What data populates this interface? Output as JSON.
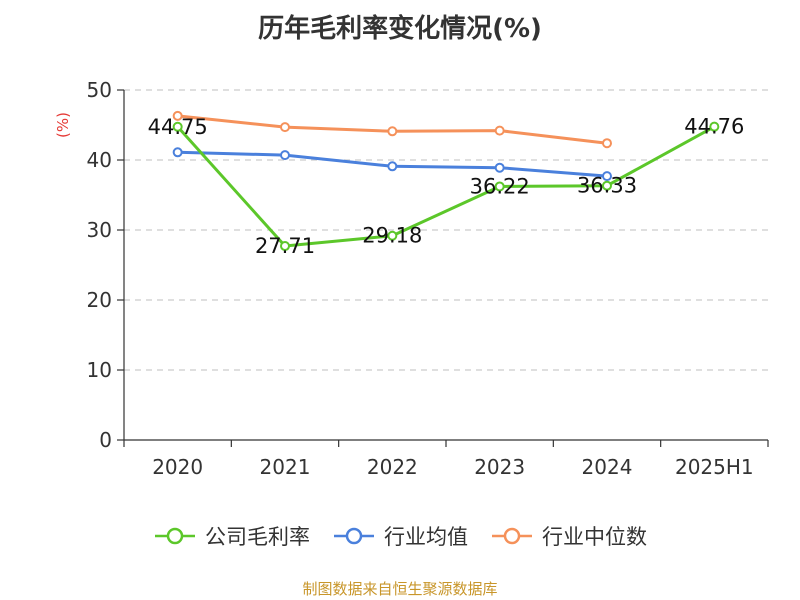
{
  "title": "历年毛利率变化情况(%)",
  "source": "制图数据来自恒生聚源数据库",
  "source_color": "#c8962a",
  "ylabel_color": "#e53935",
  "chart_data": {
    "type": "line",
    "title": "历年毛利率变化情况(%)",
    "xlabel": "",
    "ylabel": "(%)",
    "categories": [
      "2020",
      "2021",
      "2022",
      "2023",
      "2024",
      "2025H1"
    ],
    "ylim": [
      0,
      50
    ],
    "yticks": [
      0,
      10,
      20,
      30,
      40,
      50
    ],
    "grid": true,
    "legend_position": "bottom",
    "series": [
      {
        "name": "公司毛利率",
        "color": "#5cc72a",
        "values": [
          44.75,
          27.71,
          29.18,
          36.22,
          36.33,
          44.76
        ],
        "show_labels": true
      },
      {
        "name": "行业均值",
        "color": "#4a80dc",
        "values": [
          41.1,
          40.7,
          39.1,
          38.9,
          37.7,
          null
        ],
        "show_labels": false
      },
      {
        "name": "行业中位数",
        "color": "#f5915a",
        "values": [
          46.3,
          44.7,
          44.1,
          44.2,
          42.4,
          null
        ],
        "show_labels": false
      }
    ]
  }
}
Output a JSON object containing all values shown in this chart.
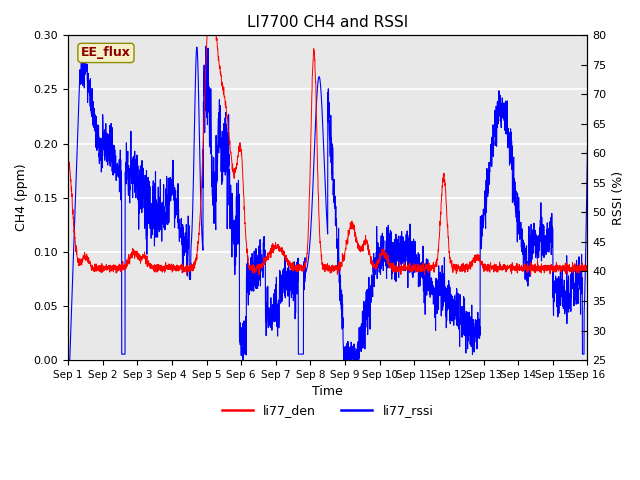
{
  "title": "LI7700 CH4 and RSSI",
  "xlabel": "Time",
  "ylabel_left": "CH4 (ppm)",
  "ylabel_right": "RSSI (%)",
  "xlim": [
    0,
    15
  ],
  "ylim_left": [
    0.0,
    0.3
  ],
  "ylim_right": [
    25,
    80
  ],
  "yticks_left": [
    0.0,
    0.05,
    0.1,
    0.15,
    0.2,
    0.25,
    0.3
  ],
  "yticks_right": [
    25,
    30,
    35,
    40,
    45,
    50,
    55,
    60,
    65,
    70,
    75,
    80
  ],
  "xtick_labels": [
    "Sep 1",
    "Sep 2",
    "Sep 3",
    "Sep 4",
    "Sep 5",
    "Sep 6",
    "Sep 7",
    "Sep 8",
    "Sep 9",
    "Sep 10",
    "Sep 11",
    "Sep 12",
    "Sep 13",
    "Sep 14",
    "Sep 15",
    "Sep 16"
  ],
  "legend_labels": [
    "li77_den",
    "li77_rssi"
  ],
  "line_colors": [
    "red",
    "blue"
  ],
  "annotation_text": "EE_flux",
  "background_color": "#e8e8e8",
  "grid_color": "white",
  "title_fontsize": 11,
  "axis_label_fontsize": 9,
  "tick_fontsize": 8
}
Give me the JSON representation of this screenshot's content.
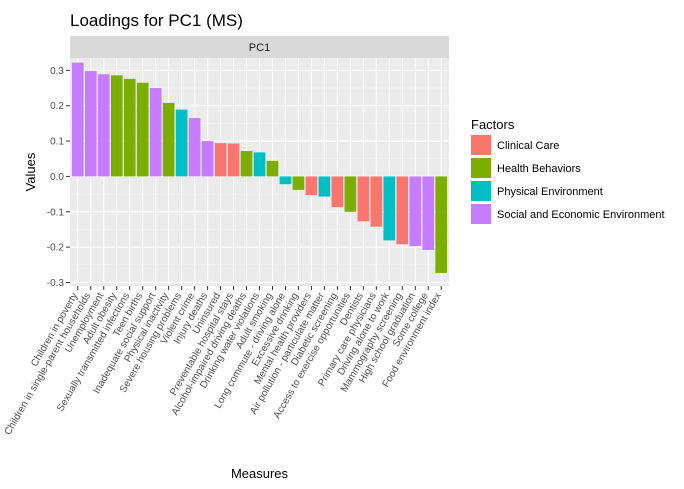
{
  "chart_data": {
    "type": "bar",
    "title": "Loadings for PC1 (MS)",
    "facet_label": "PC1",
    "xlabel": "Measures",
    "ylabel": "Values",
    "ylim": [
      -0.31,
      0.335
    ],
    "yticks": [
      -0.3,
      -0.2,
      -0.1,
      0.0,
      0.1,
      0.2,
      0.3
    ],
    "ytick_labels": [
      "-0.3",
      "-0.2",
      "-0.1",
      "0.0",
      "0.1",
      "0.2",
      "0.3"
    ],
    "grid": true,
    "legend": {
      "title": "Factors",
      "position": "right",
      "entries": [
        {
          "name": "Clinical Care",
          "color": "#F8766D"
        },
        {
          "name": "Health Behaviors",
          "color": "#7CAE00"
        },
        {
          "name": "Physical Environment",
          "color": "#00BFC4"
        },
        {
          "name": "Social and Economic Environment",
          "color": "#C77CFF"
        }
      ]
    },
    "categories": [
      "Children in poverty",
      "Children in single-parent households",
      "Unemployment",
      "Adult obesity",
      "Sexually transmitted infections",
      "Teen births",
      "Inadequate social support",
      "Physical inactivity",
      "Severe housing problems",
      "Violent crime",
      "Injury deaths",
      "Uninsured",
      "Preventable hospital stays",
      "Alcohol-impaired driving deaths",
      "Drinking water violations",
      "Adult smoking",
      "Long commute - driving alone",
      "Excessive drinking",
      "Mental health providers",
      "Air pollution - particulate matter",
      "Diabetic screening",
      "Access to exercise opportunities",
      "Dentists",
      "Primary care physicians",
      "Driving alone to work",
      "Mammography screening",
      "High school graduation",
      "Some college",
      "Food environment index"
    ],
    "values": [
      0.322,
      0.298,
      0.289,
      0.286,
      0.276,
      0.265,
      0.25,
      0.208,
      0.189,
      0.165,
      0.1,
      0.094,
      0.093,
      0.072,
      0.068,
      0.044,
      -0.022,
      -0.038,
      -0.053,
      -0.057,
      -0.087,
      -0.1,
      -0.127,
      -0.142,
      -0.181,
      -0.192,
      -0.197,
      -0.208,
      -0.273
    ],
    "factors": [
      "Social and Economic Environment",
      "Social and Economic Environment",
      "Social and Economic Environment",
      "Health Behaviors",
      "Health Behaviors",
      "Health Behaviors",
      "Social and Economic Environment",
      "Health Behaviors",
      "Physical Environment",
      "Social and Economic Environment",
      "Social and Economic Environment",
      "Clinical Care",
      "Clinical Care",
      "Health Behaviors",
      "Physical Environment",
      "Health Behaviors",
      "Physical Environment",
      "Health Behaviors",
      "Clinical Care",
      "Physical Environment",
      "Clinical Care",
      "Health Behaviors",
      "Clinical Care",
      "Clinical Care",
      "Physical Environment",
      "Clinical Care",
      "Social and Economic Environment",
      "Social and Economic Environment",
      "Health Behaviors"
    ]
  }
}
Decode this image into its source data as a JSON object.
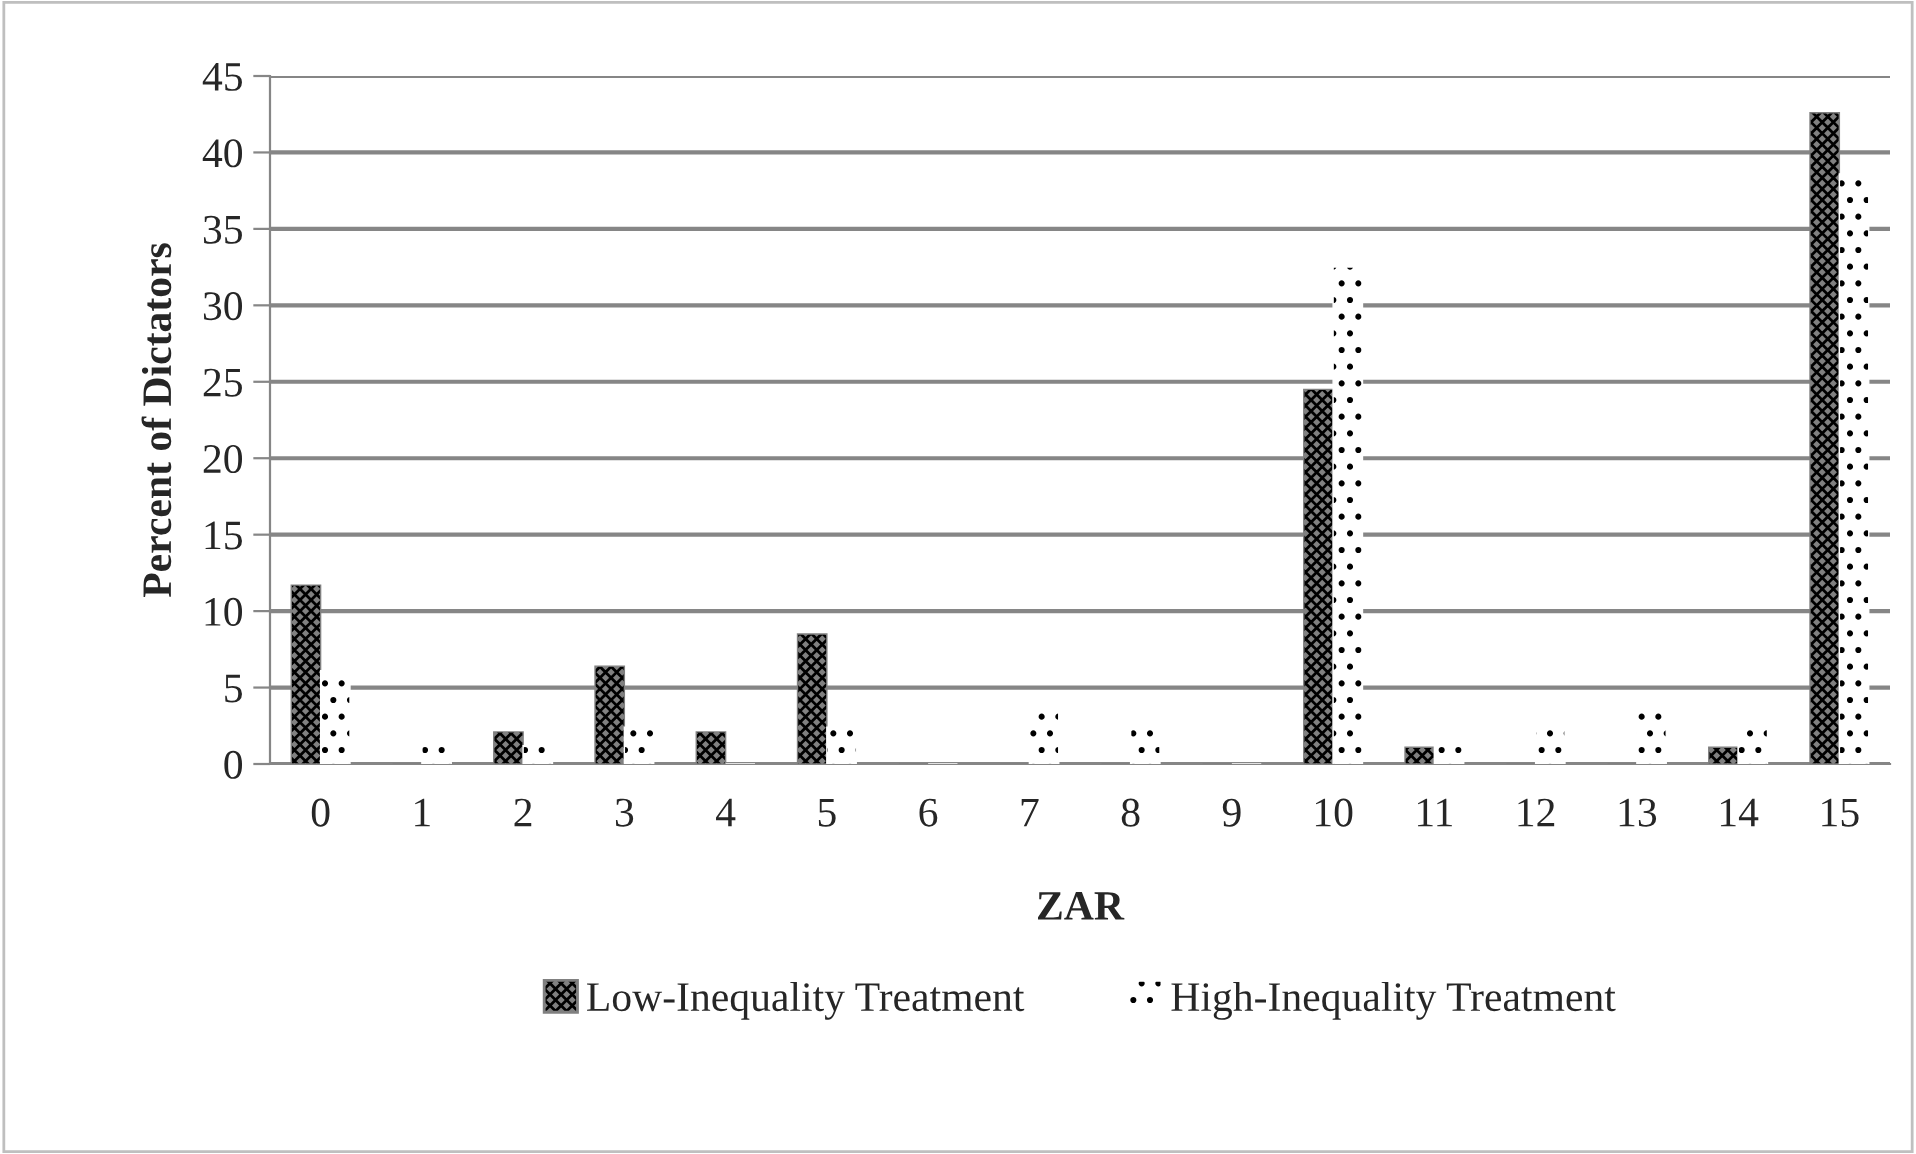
{
  "chart_data": {
    "type": "bar",
    "xlabel": "ZAR",
    "ylabel": "Percent of Dictators",
    "categories": [
      "0",
      "1",
      "2",
      "3",
      "4",
      "5",
      "6",
      "7",
      "8",
      "9",
      "10",
      "11",
      "12",
      "13",
      "14",
      "15"
    ],
    "series": [
      {
        "name": "Low-Inequality Treatment",
        "color": "#808080",
        "values": [
          11.7,
          0,
          2.1,
          6.4,
          2.1,
          8.5,
          0,
          0,
          0,
          0,
          24.5,
          1.1,
          0,
          0,
          1.1,
          42.6
        ]
      },
      {
        "name": "High-Inequality Treatment",
        "color": "#ffffff",
        "values": [
          6.1,
          1.2,
          1.2,
          2.4,
          0,
          2.4,
          0,
          3.7,
          2.4,
          0,
          32.5,
          1.2,
          2.4,
          3.7,
          2.4,
          38.6
        ]
      }
    ],
    "ylim": [
      0,
      45
    ],
    "yticks": [
      0,
      5,
      10,
      15,
      20,
      25,
      30,
      35,
      40,
      45
    ],
    "grid": "y",
    "legend": "bottom"
  }
}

§ **What this task involves**: Using the records above, retype everything exactly except the pictures.

§ **Task answer**:
What data populates this interface? Output as JSON.
{
  "title": "历年毛利率变化情况(%)",
  "source": "制图数据来自恒生聚源数据库",
  "source_color": "#c8962a",
  "ylabel_color": "#e53935",
  "chart_data": {
    "type": "line",
    "title": "历年毛利率变化情况(%)",
    "xlabel": "",
    "ylabel": "(%)",
    "categories": [
      "2020",
      "2021",
      "2022",
      "2023",
      "2024",
      "2025H1"
    ],
    "ylim": [
      0,
      50
    ],
    "yticks": [
      0,
      10,
      20,
      30,
      40,
      50
    ],
    "grid": true,
    "legend_position": "bottom",
    "series": [
      {
        "name": "公司毛利率",
        "color": "#5cc72a",
        "values": [
          44.75,
          27.71,
          29.18,
          36.22,
          36.33,
          44.76
        ],
        "show_labels": true
      },
      {
        "name": "行业均值",
        "color": "#4a80dc",
        "values": [
          41.1,
          40.7,
          39.1,
          38.9,
          37.7,
          null
        ],
        "show_labels": false
      },
      {
        "name": "行业中位数",
        "color": "#f5915a",
        "values": [
          46.3,
          44.7,
          44.1,
          44.2,
          42.4,
          null
        ],
        "show_labels": false
      }
    ]
  }
}
Output a JSON object containing all values shown in this chart.
{
  "title": "LI7700 CH4 and RSSI",
  "xlabel": "Time",
  "ylabel_left": "CH4 (ppm)",
  "ylabel_right": "RSSI (%)",
  "xlim": [
    0,
    15
  ],
  "ylim_left": [
    0.0,
    0.3
  ],
  "ylim_right": [
    25,
    80
  ],
  "yticks_left": [
    0.0,
    0.05,
    0.1,
    0.15,
    0.2,
    0.25,
    0.3
  ],
  "yticks_right": [
    25,
    30,
    35,
    40,
    45,
    50,
    55,
    60,
    65,
    70,
    75,
    80
  ],
  "xtick_labels": [
    "Sep 1",
    "Sep 2",
    "Sep 3",
    "Sep 4",
    "Sep 5",
    "Sep 6",
    "Sep 7",
    "Sep 8",
    "Sep 9",
    "Sep 10",
    "Sep 11",
    "Sep 12",
    "Sep 13",
    "Sep 14",
    "Sep 15",
    "Sep 16"
  ],
  "legend_labels": [
    "li77_den",
    "li77_rssi"
  ],
  "line_colors": [
    "red",
    "blue"
  ],
  "annotation_text": "EE_flux",
  "background_color": "#e8e8e8",
  "grid_color": "white",
  "title_fontsize": 11,
  "axis_label_fontsize": 9,
  "tick_fontsize": 8
}
Give me the JSON representation of this screenshot's content.
{
  "chart_data": {
    "type": "bar",
    "title": "Loadings for PC1 (MS)",
    "facet_label": "PC1",
    "xlabel": "Measures",
    "ylabel": "Values",
    "ylim": [
      -0.31,
      0.335
    ],
    "yticks": [
      -0.3,
      -0.2,
      -0.1,
      0.0,
      0.1,
      0.2,
      0.3
    ],
    "ytick_labels": [
      "-0.3",
      "-0.2",
      "-0.1",
      "0.0",
      "0.1",
      "0.2",
      "0.3"
    ],
    "grid": true,
    "legend": {
      "title": "Factors",
      "position": "right",
      "entries": [
        {
          "name": "Clinical Care",
          "color": "#F8766D"
        },
        {
          "name": "Health Behaviors",
          "color": "#7CAE00"
        },
        {
          "name": "Physical Environment",
          "color": "#00BFC4"
        },
        {
          "name": "Social and Economic Environment",
          "color": "#C77CFF"
        }
      ]
    },
    "categories": [
      "Children in poverty",
      "Children in single-parent households",
      "Unemployment",
      "Adult obesity",
      "Sexually transmitted infections",
      "Teen births",
      "Inadequate social support",
      "Physical inactivity",
      "Severe housing problems",
      "Violent crime",
      "Injury deaths",
      "Uninsured",
      "Preventable hospital stays",
      "Alcohol-impaired driving deaths",
      "Drinking water violations",
      "Adult smoking",
      "Long commute - driving alone",
      "Excessive drinking",
      "Mental health providers",
      "Air pollution - particulate matter",
      "Diabetic screening",
      "Access to exercise opportunities",
      "Dentists",
      "Primary care physicians",
      "Driving alone to work",
      "Mammography screening",
      "High school graduation",
      "Some college",
      "Food environment index"
    ],
    "values": [
      0.322,
      0.298,
      0.289,
      0.286,
      0.276,
      0.265,
      0.25,
      0.208,
      0.189,
      0.165,
      0.1,
      0.094,
      0.093,
      0.072,
      0.068,
      0.044,
      -0.022,
      -0.038,
      -0.053,
      -0.057,
      -0.087,
      -0.1,
      -0.127,
      -0.142,
      -0.181,
      -0.192,
      -0.197,
      -0.208,
      -0.273
    ],
    "factors": [
      "Social and Economic Environment",
      "Social and Economic Environment",
      "Social and Economic Environment",
      "Health Behaviors",
      "Health Behaviors",
      "Health Behaviors",
      "Social and Economic Environment",
      "Health Behaviors",
      "Physical Environment",
      "Social and Economic Environment",
      "Social and Economic Environment",
      "Clinical Care",
      "Clinical Care",
      "Health Behaviors",
      "Physical Environment",
      "Health Behaviors",
      "Physical Environment",
      "Health Behaviors",
      "Clinical Care",
      "Physical Environment",
      "Clinical Care",
      "Health Behaviors",
      "Clinical Care",
      "Clinical Care",
      "Physical Environment",
      "Clinical Care",
      "Social and Economic Environment",
      "Social and Economic Environment",
      "Health Behaviors"
    ]
  }
}
Decode this image into its source data as a JSON object.
{
  "chart_data": {
    "type": "bar",
    "xlabel": "ZAR",
    "ylabel": "Percent of Dictators",
    "categories": [
      "0",
      "1",
      "2",
      "3",
      "4",
      "5",
      "6",
      "7",
      "8",
      "9",
      "10",
      "11",
      "12",
      "13",
      "14",
      "15"
    ],
    "series": [
      {
        "name": "Low-Inequality Treatment",
        "color": "#808080",
        "values": [
          11.7,
          0,
          2.1,
          6.4,
          2.1,
          8.5,
          0,
          0,
          0,
          0,
          24.5,
          1.1,
          0,
          0,
          1.1,
          42.6
        ]
      },
      {
        "name": "High-Inequality Treatment",
        "color": "#ffffff",
        "values": [
          6.1,
          1.2,
          1.2,
          2.4,
          0,
          2.4,
          0,
          3.7,
          2.4,
          0,
          32.5,
          1.2,
          2.4,
          3.7,
          2.4,
          38.6
        ]
      }
    ],
    "ylim": [
      0,
      45
    ],
    "yticks": [
      0,
      5,
      10,
      15,
      20,
      25,
      30,
      35,
      40,
      45
    ],
    "grid": "y",
    "legend": "bottom"
  }
}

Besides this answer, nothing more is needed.